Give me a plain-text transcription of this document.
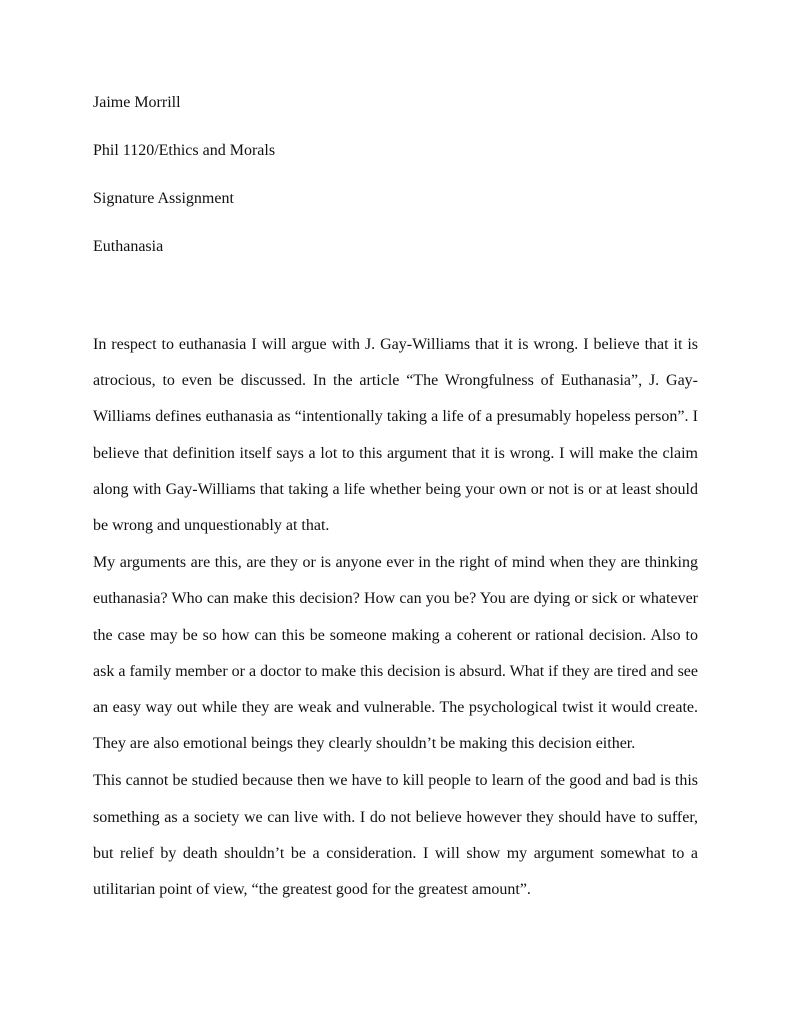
Jaime Morrill

Phil 1120/Ethics and Morals

Signature Assignment

Euthanasia

In respect to euthanasia I will argue with J. Gay-Williams that it is wrong. I believe that it is atrocious, to even be discussed. In the article “The Wrongfulness of Euthanasia”, J. Gay-Williams defines euthanasia as “intentionally taking a life of a presumably hopeless person”. I believe that definition itself says a lot to this argument that it is wrong. I will make the claim along with Gay-Williams that taking a life whether being your own or not is or at least should be wrong and unquestionably at that.

My arguments are this, are they or is anyone ever in the right of mind when they are thinking euthanasia? Who can make this decision? How can you be? You are dying or sick or whatever the case may be so how can this be someone making a coherent or rational decision. Also to ask a family member or a doctor to make this decision is absurd. What if they are tired and see an easy way out while they are weak and vulnerable. The psychological twist it would create. They are also emotional beings they clearly shouldn’t be making this decision either.

This cannot be studied because then we have to kill people to learn of the good and bad is this something as a society we can live with. I do not believe however they should have to suffer, but relief by death shouldn’t be a consideration. I will show my argument somewhat to a utilitarian point of view, “the greatest good for the greatest amount”.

++++++

◆ Given instruction ◆
Transcribe the entries above verbatim, omitting their pictures.

◆ Output of the exercise ◆
Give me a plain-text transcription of this document.
Jaime Morrill

Phil 1120/Ethics and Morals

Signature Assignment

Euthanasia

In respect to euthanasia I will argue with J. Gay-Williams that it is wrong. I believe that it is atrocious, to even be discussed. In the article “The Wrongfulness of Euthanasia”, J. Gay-Williams defines euthanasia as “intentionally taking a life of a presumably hopeless person”. I believe that definition itself says a lot to this argument that it is wrong. I will make the claim along with Gay-Williams that taking a life whether being your own or not is or at least should be wrong and unquestionably at that.

My arguments are this, are they or is anyone ever in the right of mind when they are thinking euthanasia? Who can make this decision? How can you be? You are dying or sick or whatever the case may be so how can this be someone making a coherent or rational decision. Also to ask a family member or a doctor to make this decision is absurd. What if they are tired and see an easy way out while they are weak and vulnerable. The psychological twist it would create. They are also emotional beings they clearly shouldn’t be making this decision either.

This cannot be studied because then we have to kill people to learn of the good and bad is this something as a society we can live with. I do not believe however they should have to suffer, but relief by death shouldn’t be a consideration. I will show my argument somewhat to a utilitarian point of view, “the greatest good for the greatest amount”.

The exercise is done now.